Required work |
Take the records underneath and set them down exactly.

Provided records |
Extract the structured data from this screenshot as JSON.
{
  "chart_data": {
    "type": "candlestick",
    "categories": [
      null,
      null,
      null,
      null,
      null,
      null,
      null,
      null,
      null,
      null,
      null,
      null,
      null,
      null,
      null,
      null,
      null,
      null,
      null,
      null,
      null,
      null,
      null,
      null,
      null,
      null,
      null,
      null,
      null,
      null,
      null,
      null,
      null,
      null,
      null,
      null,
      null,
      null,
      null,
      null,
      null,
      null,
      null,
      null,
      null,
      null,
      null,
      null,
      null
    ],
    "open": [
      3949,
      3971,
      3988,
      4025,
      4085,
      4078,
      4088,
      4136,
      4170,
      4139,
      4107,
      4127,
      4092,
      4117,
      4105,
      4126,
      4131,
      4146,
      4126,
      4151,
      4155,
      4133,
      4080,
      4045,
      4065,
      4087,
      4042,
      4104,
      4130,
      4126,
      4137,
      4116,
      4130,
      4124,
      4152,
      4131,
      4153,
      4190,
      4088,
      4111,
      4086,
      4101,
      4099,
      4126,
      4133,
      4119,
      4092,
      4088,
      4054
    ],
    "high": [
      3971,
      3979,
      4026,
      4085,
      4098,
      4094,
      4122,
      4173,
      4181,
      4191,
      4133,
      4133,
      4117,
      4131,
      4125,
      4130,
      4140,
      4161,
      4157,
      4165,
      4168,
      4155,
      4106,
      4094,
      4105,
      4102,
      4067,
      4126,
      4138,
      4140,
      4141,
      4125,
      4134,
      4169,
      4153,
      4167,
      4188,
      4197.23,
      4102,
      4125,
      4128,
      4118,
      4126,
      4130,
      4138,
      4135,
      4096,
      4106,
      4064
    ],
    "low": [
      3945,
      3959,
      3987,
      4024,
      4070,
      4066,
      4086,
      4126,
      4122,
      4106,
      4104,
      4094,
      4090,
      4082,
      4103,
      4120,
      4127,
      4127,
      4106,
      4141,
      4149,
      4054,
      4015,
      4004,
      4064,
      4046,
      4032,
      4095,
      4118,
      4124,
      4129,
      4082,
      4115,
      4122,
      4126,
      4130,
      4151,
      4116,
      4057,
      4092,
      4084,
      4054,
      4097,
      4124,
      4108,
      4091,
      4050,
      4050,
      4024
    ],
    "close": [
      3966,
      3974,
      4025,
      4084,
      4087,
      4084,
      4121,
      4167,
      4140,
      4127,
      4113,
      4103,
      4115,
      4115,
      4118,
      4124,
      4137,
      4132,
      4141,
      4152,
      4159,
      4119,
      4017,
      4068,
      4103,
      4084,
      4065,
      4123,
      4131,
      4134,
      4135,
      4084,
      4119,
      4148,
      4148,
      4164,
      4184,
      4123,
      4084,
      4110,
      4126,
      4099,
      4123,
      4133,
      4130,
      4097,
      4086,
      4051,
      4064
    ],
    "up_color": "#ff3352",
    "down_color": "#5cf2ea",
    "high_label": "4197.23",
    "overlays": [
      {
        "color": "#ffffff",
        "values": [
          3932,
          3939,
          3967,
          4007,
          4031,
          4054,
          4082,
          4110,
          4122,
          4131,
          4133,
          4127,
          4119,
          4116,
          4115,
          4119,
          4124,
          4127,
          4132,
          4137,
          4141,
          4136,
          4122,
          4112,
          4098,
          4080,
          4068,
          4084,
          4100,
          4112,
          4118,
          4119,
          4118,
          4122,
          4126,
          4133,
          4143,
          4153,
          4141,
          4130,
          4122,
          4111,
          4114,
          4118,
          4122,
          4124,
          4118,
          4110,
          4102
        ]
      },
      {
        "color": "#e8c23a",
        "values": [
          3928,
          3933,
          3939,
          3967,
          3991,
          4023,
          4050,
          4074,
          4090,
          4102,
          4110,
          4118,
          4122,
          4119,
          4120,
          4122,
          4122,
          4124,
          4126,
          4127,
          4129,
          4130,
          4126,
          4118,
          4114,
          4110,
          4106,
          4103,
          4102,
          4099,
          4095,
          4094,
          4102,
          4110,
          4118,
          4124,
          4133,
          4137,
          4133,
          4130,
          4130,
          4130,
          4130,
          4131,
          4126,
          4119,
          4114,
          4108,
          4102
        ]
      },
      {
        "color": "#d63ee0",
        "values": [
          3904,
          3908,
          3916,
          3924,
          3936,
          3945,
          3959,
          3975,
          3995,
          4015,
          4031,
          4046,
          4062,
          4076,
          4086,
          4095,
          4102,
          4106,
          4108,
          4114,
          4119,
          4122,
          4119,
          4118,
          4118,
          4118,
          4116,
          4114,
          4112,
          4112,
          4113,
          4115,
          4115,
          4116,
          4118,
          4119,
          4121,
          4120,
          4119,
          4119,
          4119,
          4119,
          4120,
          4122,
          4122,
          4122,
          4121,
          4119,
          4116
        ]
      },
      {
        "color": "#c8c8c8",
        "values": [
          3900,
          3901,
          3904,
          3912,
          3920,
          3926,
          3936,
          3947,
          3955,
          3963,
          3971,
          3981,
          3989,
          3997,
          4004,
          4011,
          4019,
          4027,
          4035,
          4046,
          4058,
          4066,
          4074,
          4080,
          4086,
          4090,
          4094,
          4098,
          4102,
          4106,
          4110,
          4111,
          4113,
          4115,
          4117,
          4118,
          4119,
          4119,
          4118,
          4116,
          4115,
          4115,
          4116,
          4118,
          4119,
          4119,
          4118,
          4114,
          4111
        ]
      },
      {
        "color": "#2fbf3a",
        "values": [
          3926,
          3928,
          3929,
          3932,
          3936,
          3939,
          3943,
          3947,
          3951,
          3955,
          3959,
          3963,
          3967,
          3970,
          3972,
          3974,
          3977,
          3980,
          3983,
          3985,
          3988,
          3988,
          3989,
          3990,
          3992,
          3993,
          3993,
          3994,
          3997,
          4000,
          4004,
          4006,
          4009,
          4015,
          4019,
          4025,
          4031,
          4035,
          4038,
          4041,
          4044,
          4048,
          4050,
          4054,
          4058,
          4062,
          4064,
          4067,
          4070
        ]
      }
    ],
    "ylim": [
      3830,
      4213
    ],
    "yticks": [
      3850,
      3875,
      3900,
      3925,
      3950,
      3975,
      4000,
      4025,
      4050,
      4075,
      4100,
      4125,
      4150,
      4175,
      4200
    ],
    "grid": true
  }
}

Correct output |
Extract the structured data from this screenshot as JSON.
{
  "chart_data": {
    "type": "candlestick",
    "categories": [
      null,
      null,
      null,
      null,
      null,
      null,
      null,
      null,
      null,
      null,
      null,
      null,
      null,
      null,
      null,
      null,
      null,
      null,
      null,
      null,
      null,
      null,
      null,
      null,
      null,
      null,
      null,
      null,
      null,
      null,
      null,
      null,
      null,
      null,
      null,
      null,
      null,
      null,
      null,
      null,
      null,
      null,
      null,
      null,
      null,
      null,
      null,
      null,
      null
    ],
    "open": [
      3949,
      3971,
      3988,
      4025,
      4085,
      4078,
      4088,
      4136,
      4170,
      4139,
      4107,
      4127,
      4092,
      4117,
      4105,
      4126,
      4131,
      4146,
      4126,
      4151,
      4155,
      4133,
      4080,
      4045,
      4065,
      4087,
      4042,
      4104,
      4130,
      4126,
      4137,
      4116,
      4130,
      4124,
      4152,
      4131,
      4153,
      4190,
      4088,
      4111,
      4086,
      4101,
      4099,
      4126,
      4133,
      4119,
      4092,
      4088,
      4054
    ],
    "high": [
      3971,
      3979,
      4026,
      4085,
      4098,
      4094,
      4122,
      4173,
      4181,
      4191,
      4133,
      4133,
      4117,
      4131,
      4125,
      4130,
      4140,
      4161,
      4157,
      4165,
      4168,
      4155,
      4106,
      4094,
      4105,
      4102,
      4067,
      4126,
      4138,
      4140,
      4141,
      4125,
      4134,
      4169,
      4153,
      4167,
      4188,
      4197.23,
      4102,
      4125,
      4128,
      4118,
      4126,
      4130,
      4138,
      4135,
      4096,
      4106,
      4064
    ],
    "low": [
      3945,
      3959,
      3987,
      4024,
      4070,
      4066,
      4086,
      4126,
      4122,
      4106,
      4104,
      4094,
      4090,
      4082,
      4103,
      4120,
      4127,
      4127,
      4106,
      4141,
      4149,
      4054,
      4015,
      4004,
      4064,
      4046,
      4032,
      4095,
      4118,
      4124,
      4129,
      4082,
      4115,
      4122,
      4126,
      4130,
      4151,
      4116,
      4057,
      4092,
      4084,
      4054,
      4097,
      4124,
      4108,
      4091,
      4050,
      4050,
      4024
    ],
    "close": [
      3966,
      3974,
      4025,
      4084,
      4087,
      4084,
      4121,
      4167,
      4140,
      4127,
      4113,
      4103,
      4115,
      4115,
      4118,
      4124,
      4137,
      4132,
      4141,
      4152,
      4159,
      4119,
      4017,
      4068,
      4103,
      4084,
      4065,
      4123,
      4131,
      4134,
      4135,
      4084,
      4119,
      4148,
      4148,
      4164,
      4184,
      4123,
      4084,
      4110,
      4126,
      4099,
      4123,
      4133,
      4130,
      4097,
      4086,
      4051,
      4064
    ],
    "up_color": "#ff3352",
    "down_color": "#5cf2ea",
    "high_label": "4197.23",
    "overlays": [
      {
        "color": "#ffffff",
        "values": [
          3932,
          3939,
          3967,
          4007,
          4031,
          4054,
          4082,
          4110,
          4122,
          4131,
          4133,
          4127,
          4119,
          4116,
          4115,
          4119,
          4124,
          4127,
          4132,
          4137,
          4141,
          4136,
          4122,
          4112,
          4098,
          4080,
          4068,
          4084,
          4100,
          4112,
          4118,
          4119,
          4118,
          4122,
          4126,
          4133,
          4143,
          4153,
          4141,
          4130,
          4122,
          4111,
          4114,
          4118,
          4122,
          4124,
          4118,
          4110,
          4102
        ]
      },
      {
        "color": "#e8c23a",
        "values": [
          3928,
          3933,
          3939,
          3967,
          3991,
          4023,
          4050,
          4074,
          4090,
          4102,
          4110,
          4118,
          4122,
          4119,
          4120,
          4122,
          4122,
          4124,
          4126,
          4127,
          4129,
          4130,
          4126,
          4118,
          4114,
          4110,
          4106,
          4103,
          4102,
          4099,
          4095,
          4094,
          4102,
          4110,
          4118,
          4124,
          4133,
          4137,
          4133,
          4130,
          4130,
          4130,
          4130,
          4131,
          4126,
          4119,
          4114,
          4108,
          4102
        ]
      },
      {
        "color": "#d63ee0",
        "values": [
          3904,
          3908,
          3916,
          3924,
          3936,
          3945,
          3959,
          3975,
          3995,
          4015,
          4031,
          4046,
          4062,
          4076,
          4086,
          4095,
          4102,
          4106,
          4108,
          4114,
          4119,
          4122,
          4119,
          4118,
          4118,
          4118,
          4116,
          4114,
          4112,
          4112,
          4113,
          4115,
          4115,
          4116,
          4118,
          4119,
          4121,
          4120,
          4119,
          4119,
          4119,
          4119,
          4120,
          4122,
          4122,
          4122,
          4121,
          4119,
          4116
        ]
      },
      {
        "color": "#c8c8c8",
        "values": [
          3900,
          3901,
          3904,
          3912,
          3920,
          3926,
          3936,
          3947,
          3955,
          3963,
          3971,
          3981,
          3989,
          3997,
          4004,
          4011,
          4019,
          4027,
          4035,
          4046,
          4058,
          4066,
          4074,
          4080,
          4086,
          4090,
          4094,
          4098,
          4102,
          4106,
          4110,
          4111,
          4113,
          4115,
          4117,
          4118,
          4119,
          4119,
          4118,
          4116,
          4115,
          4115,
          4116,
          4118,
          4119,
          4119,
          4118,
          4114,
          4111
        ]
      },
      {
        "color": "#2fbf3a",
        "values": [
          3926,
          3928,
          3929,
          3932,
          3936,
          3939,
          3943,
          3947,
          3951,
          3955,
          3959,
          3963,
          3967,
          3970,
          3972,
          3974,
          3977,
          3980,
          3983,
          3985,
          3988,
          3988,
          3989,
          3990,
          3992,
          3993,
          3993,
          3994,
          3997,
          4000,
          4004,
          4006,
          4009,
          4015,
          4019,
          4025,
          4031,
          4035,
          4038,
          4041,
          4044,
          4048,
          4050,
          4054,
          4058,
          4062,
          4064,
          4067,
          4070
        ]
      }
    ],
    "ylim": [
      3830,
      4213
    ],
    "yticks": [
      3850,
      3875,
      3900,
      3925,
      3950,
      3975,
      4000,
      4025,
      4050,
      4075,
      4100,
      4125,
      4150,
      4175,
      4200
    ],
    "grid": true
  }
}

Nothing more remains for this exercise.